▶ TASK DETAILS:
Track down every line below that holds "иные" and copy it.

========================================

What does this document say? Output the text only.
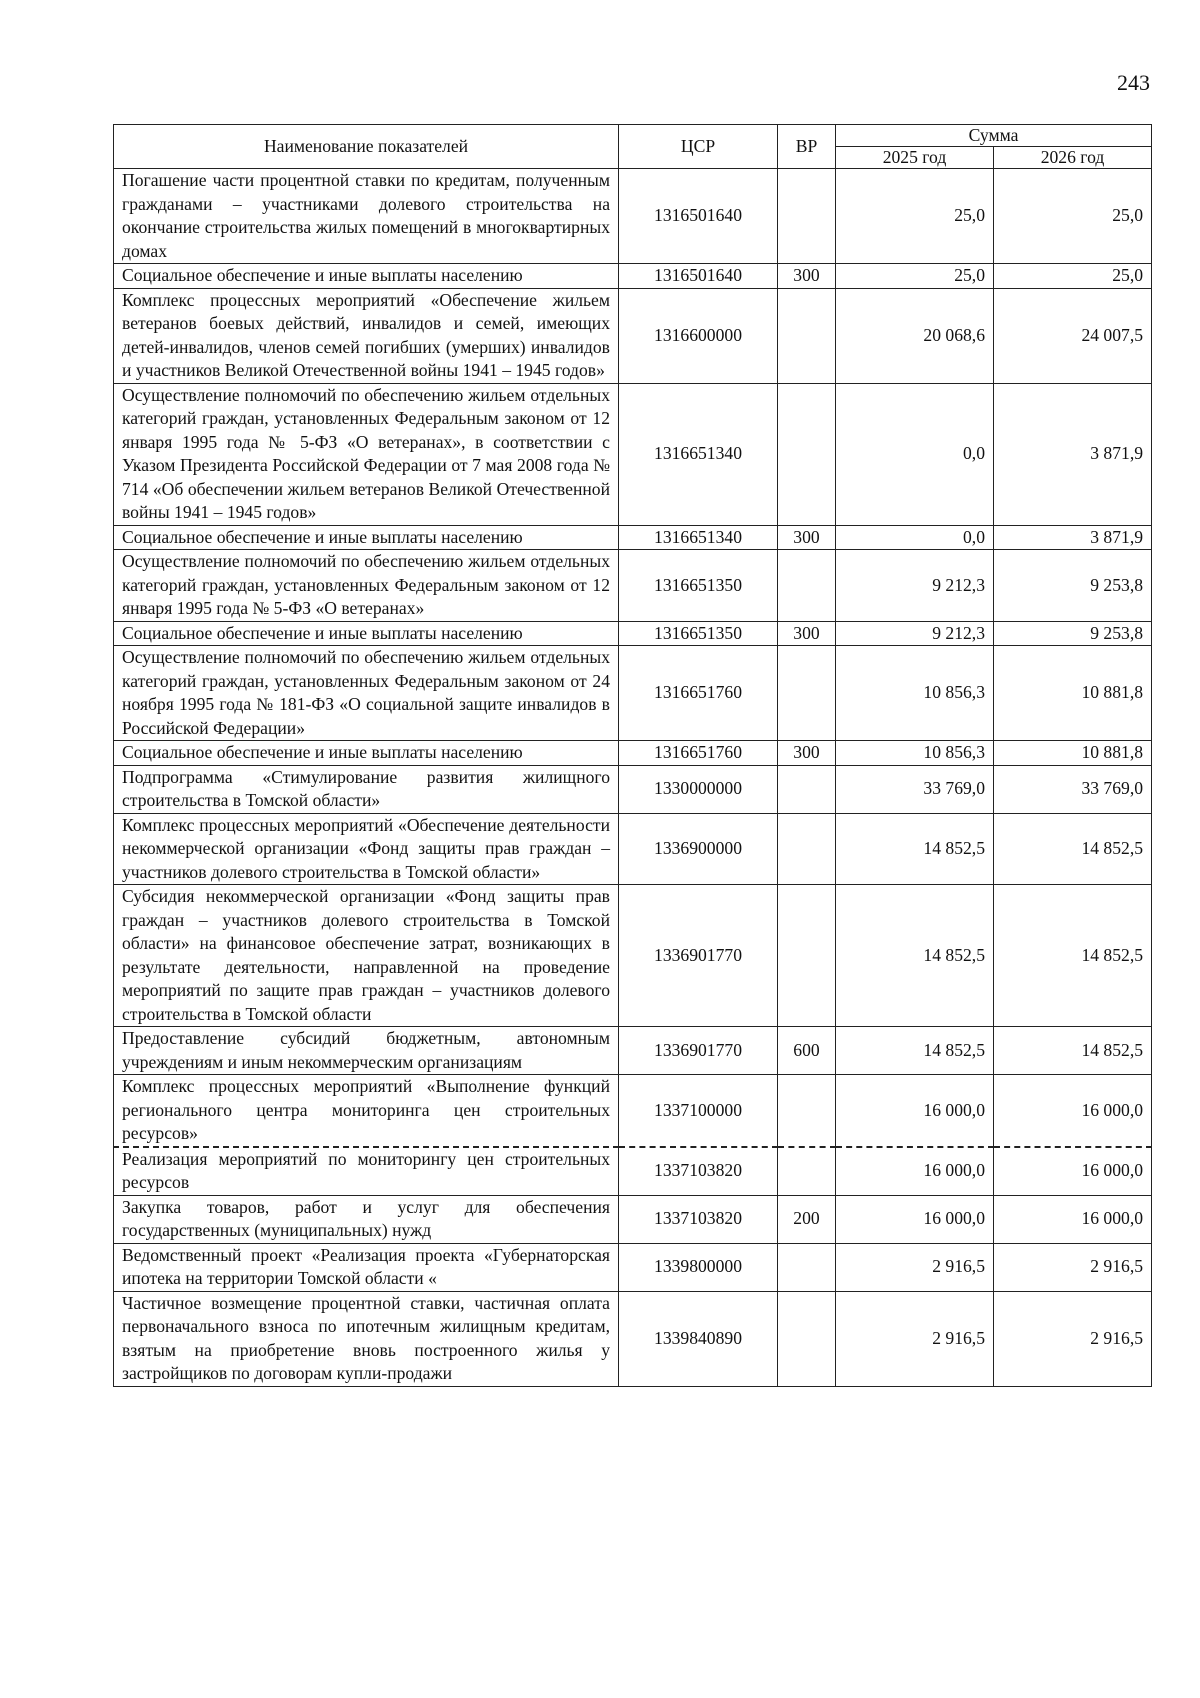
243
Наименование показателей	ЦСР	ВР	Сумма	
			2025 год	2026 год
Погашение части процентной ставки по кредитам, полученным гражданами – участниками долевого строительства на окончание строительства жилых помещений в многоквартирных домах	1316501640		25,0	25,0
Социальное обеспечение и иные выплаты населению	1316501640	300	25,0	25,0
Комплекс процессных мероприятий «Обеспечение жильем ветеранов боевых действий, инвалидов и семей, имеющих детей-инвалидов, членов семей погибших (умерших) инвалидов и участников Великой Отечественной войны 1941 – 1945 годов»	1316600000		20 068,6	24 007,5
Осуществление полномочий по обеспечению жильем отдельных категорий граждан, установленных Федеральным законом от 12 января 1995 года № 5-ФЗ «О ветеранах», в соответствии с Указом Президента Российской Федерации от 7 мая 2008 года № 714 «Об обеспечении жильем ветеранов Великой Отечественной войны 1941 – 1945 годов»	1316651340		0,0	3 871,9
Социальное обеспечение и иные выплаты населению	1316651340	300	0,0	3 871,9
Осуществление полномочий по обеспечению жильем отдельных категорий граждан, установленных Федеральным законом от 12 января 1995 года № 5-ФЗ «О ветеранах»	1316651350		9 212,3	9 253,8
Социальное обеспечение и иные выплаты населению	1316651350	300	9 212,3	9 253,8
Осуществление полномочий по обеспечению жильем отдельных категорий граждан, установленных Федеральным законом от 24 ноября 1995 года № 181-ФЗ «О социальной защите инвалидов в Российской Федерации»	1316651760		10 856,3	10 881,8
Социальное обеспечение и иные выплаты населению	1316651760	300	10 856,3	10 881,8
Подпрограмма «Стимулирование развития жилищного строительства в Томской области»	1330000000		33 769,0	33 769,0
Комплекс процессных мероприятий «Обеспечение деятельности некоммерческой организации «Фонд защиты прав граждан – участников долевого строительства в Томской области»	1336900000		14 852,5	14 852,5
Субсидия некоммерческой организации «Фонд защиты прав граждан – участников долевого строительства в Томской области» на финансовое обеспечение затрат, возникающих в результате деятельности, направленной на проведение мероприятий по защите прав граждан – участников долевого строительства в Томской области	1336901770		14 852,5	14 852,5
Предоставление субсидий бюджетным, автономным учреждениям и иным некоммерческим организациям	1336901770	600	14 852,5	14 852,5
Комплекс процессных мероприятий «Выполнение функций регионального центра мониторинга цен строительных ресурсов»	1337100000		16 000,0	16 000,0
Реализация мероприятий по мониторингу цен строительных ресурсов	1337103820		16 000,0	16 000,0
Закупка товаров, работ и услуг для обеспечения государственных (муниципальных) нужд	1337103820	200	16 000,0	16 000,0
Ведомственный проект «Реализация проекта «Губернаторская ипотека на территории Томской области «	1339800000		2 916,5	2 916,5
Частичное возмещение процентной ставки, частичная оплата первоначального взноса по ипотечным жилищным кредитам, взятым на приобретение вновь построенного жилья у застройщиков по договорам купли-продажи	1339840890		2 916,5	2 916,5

========================================

▶ TASK RESULT:
Социальное обеспечение и иные выплаты населению	1316501640	300	25,0	25,0
Социальное обеспечение и иные выплаты населению	1316651340	300	0,0	3 871,9
Социальное обеспечение и иные выплаты населению	1316651350	300	9 212,3	9 253,8
Социальное обеспечение и иные выплаты населению	1316651760	300	10 856,3	10 881,8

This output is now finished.